Challenge.
Copy every line with the string "abdominal" in it.

Dataset listings of figures.
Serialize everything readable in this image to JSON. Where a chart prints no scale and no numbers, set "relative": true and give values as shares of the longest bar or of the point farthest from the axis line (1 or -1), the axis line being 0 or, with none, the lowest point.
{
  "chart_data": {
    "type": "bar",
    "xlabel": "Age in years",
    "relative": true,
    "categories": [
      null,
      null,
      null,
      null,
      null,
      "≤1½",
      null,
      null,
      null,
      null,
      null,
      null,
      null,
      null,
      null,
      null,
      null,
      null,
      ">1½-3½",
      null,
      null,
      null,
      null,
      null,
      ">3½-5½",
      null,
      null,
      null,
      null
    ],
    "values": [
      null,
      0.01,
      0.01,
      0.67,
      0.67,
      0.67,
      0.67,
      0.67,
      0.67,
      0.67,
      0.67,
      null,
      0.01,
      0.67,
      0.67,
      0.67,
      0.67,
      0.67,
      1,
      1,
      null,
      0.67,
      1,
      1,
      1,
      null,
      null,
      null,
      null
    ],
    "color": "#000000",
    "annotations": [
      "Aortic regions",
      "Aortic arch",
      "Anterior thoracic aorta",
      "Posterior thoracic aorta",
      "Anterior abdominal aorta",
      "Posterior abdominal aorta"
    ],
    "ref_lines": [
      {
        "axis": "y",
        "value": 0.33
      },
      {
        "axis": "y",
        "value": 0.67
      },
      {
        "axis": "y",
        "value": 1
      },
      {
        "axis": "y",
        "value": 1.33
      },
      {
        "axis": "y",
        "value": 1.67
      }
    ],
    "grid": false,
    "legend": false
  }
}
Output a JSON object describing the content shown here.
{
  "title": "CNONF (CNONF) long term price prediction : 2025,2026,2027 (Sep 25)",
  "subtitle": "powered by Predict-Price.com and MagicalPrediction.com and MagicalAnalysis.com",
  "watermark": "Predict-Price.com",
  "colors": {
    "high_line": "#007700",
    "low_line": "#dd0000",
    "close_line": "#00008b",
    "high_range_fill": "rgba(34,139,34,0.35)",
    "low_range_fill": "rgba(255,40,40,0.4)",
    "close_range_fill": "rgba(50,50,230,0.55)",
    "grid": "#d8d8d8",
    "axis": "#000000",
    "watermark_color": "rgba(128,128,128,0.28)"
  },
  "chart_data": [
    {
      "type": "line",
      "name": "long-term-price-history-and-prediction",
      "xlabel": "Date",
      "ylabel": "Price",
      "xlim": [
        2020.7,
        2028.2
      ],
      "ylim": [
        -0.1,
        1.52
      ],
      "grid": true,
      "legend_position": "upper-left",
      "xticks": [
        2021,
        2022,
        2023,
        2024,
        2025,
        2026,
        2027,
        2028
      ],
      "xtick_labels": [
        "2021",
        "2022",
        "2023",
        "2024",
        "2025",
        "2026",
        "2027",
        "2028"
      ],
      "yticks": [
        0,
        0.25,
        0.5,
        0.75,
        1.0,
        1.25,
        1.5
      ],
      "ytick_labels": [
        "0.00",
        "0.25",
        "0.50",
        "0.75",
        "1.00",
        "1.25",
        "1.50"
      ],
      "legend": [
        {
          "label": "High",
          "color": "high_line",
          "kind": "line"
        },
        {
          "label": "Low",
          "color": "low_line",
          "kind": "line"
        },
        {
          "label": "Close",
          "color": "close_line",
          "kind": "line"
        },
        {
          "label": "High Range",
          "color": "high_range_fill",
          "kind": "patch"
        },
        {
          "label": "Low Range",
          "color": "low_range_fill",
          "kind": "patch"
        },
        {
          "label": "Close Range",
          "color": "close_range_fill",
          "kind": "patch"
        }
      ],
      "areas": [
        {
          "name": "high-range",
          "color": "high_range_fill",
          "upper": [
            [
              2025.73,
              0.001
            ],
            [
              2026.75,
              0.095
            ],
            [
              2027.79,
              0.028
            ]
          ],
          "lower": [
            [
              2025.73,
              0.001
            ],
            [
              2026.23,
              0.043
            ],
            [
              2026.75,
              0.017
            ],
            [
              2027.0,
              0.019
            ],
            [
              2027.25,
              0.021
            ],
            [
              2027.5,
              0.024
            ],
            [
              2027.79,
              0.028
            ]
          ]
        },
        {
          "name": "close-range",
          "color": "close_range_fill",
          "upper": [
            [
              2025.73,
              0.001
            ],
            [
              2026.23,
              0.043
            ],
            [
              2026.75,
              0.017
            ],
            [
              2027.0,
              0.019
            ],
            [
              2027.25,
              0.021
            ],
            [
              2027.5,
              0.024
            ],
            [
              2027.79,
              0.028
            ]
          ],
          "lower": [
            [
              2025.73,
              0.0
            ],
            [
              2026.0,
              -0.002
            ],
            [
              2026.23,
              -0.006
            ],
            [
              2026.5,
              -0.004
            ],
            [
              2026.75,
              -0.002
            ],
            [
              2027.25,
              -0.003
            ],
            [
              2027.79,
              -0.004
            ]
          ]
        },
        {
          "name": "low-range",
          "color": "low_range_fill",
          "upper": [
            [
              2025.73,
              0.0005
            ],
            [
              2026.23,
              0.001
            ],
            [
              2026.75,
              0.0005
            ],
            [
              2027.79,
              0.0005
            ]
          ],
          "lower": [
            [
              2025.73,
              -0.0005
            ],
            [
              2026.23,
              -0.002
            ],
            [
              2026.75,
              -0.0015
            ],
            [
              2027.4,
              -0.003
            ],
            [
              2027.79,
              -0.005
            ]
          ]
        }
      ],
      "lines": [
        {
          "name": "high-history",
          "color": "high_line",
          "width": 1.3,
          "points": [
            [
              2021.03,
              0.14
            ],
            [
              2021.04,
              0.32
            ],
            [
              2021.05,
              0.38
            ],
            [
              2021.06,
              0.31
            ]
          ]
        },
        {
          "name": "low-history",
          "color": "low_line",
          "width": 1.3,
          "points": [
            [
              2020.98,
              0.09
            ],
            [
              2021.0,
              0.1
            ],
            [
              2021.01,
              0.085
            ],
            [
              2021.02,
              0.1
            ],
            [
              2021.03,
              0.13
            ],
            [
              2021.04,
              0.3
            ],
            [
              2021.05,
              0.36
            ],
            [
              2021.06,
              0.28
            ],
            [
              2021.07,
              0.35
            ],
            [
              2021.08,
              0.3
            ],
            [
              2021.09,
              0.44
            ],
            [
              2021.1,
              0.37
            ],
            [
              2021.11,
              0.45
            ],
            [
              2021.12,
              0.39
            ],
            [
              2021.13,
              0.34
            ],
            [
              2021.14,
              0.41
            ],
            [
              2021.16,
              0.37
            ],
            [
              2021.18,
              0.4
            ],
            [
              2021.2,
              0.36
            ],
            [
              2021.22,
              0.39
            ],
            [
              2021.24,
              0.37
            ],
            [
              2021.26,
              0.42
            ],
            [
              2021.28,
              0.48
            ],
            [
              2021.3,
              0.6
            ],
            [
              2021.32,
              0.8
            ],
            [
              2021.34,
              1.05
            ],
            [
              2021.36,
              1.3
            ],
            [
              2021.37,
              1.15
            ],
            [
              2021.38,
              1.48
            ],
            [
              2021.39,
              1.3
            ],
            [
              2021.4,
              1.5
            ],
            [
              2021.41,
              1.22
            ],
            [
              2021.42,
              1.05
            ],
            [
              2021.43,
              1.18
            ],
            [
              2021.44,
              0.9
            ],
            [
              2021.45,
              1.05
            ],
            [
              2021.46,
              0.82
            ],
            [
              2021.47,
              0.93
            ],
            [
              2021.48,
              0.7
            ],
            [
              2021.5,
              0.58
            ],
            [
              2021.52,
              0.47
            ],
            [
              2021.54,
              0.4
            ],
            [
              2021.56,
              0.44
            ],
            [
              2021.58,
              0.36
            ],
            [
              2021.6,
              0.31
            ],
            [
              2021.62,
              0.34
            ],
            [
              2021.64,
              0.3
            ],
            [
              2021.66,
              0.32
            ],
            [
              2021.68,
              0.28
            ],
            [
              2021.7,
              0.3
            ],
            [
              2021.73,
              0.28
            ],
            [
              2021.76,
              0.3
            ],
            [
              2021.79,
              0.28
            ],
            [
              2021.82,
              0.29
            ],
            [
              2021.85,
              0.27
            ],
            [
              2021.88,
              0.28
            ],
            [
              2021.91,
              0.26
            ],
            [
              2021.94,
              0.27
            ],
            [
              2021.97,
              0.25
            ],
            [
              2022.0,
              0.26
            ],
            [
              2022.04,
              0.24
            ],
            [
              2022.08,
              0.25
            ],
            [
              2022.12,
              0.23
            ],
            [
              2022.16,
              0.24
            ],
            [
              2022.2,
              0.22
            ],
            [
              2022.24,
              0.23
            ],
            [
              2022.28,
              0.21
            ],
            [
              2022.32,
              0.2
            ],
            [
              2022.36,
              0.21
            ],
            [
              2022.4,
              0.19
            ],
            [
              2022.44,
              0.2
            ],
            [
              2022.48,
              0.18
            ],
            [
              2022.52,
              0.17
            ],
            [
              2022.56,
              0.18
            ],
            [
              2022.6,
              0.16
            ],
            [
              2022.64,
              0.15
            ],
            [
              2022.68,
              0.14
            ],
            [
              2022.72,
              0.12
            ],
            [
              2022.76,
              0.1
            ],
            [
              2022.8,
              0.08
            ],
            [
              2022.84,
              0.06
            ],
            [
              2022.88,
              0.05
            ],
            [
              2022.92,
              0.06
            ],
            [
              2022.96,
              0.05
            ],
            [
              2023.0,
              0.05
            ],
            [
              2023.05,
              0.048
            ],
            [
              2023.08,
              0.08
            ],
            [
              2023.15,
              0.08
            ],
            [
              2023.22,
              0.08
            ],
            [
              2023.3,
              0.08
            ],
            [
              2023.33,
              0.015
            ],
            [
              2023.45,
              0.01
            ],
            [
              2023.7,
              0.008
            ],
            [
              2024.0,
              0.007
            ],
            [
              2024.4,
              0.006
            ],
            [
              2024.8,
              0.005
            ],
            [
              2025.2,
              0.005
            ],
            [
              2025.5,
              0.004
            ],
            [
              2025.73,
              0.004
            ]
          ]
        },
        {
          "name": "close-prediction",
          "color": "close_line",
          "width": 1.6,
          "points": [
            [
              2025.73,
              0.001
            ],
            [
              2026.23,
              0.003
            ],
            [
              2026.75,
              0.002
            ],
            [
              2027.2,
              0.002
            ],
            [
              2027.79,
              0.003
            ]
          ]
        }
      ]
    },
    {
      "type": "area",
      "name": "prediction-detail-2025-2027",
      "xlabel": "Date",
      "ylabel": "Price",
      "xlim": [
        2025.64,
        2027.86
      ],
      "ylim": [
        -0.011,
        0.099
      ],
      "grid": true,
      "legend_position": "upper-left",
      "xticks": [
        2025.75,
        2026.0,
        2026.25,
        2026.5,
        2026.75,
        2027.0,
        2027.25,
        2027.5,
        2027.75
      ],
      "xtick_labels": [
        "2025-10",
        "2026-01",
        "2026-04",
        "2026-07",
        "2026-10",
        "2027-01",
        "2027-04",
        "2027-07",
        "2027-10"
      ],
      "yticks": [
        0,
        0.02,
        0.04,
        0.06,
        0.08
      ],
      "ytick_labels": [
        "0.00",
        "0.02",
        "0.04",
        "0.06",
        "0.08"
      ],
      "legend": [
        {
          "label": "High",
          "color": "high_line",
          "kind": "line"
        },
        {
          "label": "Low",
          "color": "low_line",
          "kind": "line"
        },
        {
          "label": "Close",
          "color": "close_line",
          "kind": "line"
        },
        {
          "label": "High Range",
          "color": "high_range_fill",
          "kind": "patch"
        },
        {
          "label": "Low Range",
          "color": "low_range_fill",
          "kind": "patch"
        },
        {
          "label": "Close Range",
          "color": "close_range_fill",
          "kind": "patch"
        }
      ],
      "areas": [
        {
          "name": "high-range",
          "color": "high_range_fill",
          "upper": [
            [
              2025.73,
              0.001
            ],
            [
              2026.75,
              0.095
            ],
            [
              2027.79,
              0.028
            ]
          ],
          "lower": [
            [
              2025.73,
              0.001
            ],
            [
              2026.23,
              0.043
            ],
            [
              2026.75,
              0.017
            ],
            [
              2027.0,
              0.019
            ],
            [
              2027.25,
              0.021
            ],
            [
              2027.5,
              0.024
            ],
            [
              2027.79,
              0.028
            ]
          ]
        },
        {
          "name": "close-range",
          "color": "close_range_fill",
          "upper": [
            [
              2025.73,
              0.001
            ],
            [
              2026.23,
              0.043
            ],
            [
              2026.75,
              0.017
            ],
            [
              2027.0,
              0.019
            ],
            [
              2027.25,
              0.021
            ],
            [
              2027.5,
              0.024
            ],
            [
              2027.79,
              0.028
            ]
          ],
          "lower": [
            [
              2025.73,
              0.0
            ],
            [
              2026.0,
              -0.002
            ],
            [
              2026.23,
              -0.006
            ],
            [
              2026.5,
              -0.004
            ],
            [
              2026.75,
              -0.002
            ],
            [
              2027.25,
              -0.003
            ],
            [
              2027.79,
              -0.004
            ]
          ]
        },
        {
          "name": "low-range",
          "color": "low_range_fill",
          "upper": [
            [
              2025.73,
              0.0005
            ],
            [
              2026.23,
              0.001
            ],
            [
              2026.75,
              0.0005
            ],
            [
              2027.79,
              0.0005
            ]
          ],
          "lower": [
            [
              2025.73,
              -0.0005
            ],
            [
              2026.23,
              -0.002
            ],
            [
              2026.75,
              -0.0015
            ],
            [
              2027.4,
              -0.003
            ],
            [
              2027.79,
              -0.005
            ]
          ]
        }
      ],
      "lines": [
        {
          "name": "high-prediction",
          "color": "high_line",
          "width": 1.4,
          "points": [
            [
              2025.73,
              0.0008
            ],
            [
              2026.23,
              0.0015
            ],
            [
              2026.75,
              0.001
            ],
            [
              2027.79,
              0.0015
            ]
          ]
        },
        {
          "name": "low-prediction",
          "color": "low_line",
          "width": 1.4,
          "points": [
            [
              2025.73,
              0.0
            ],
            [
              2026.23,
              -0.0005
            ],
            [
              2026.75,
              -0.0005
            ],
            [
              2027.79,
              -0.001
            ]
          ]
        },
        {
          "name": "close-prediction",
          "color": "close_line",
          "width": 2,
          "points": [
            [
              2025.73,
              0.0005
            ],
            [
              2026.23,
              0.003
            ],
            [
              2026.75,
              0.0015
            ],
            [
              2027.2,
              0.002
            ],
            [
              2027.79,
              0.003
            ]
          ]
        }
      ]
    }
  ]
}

Answer.
      "Anterior abdominal aorta",
      "Posterior abdominal aorta"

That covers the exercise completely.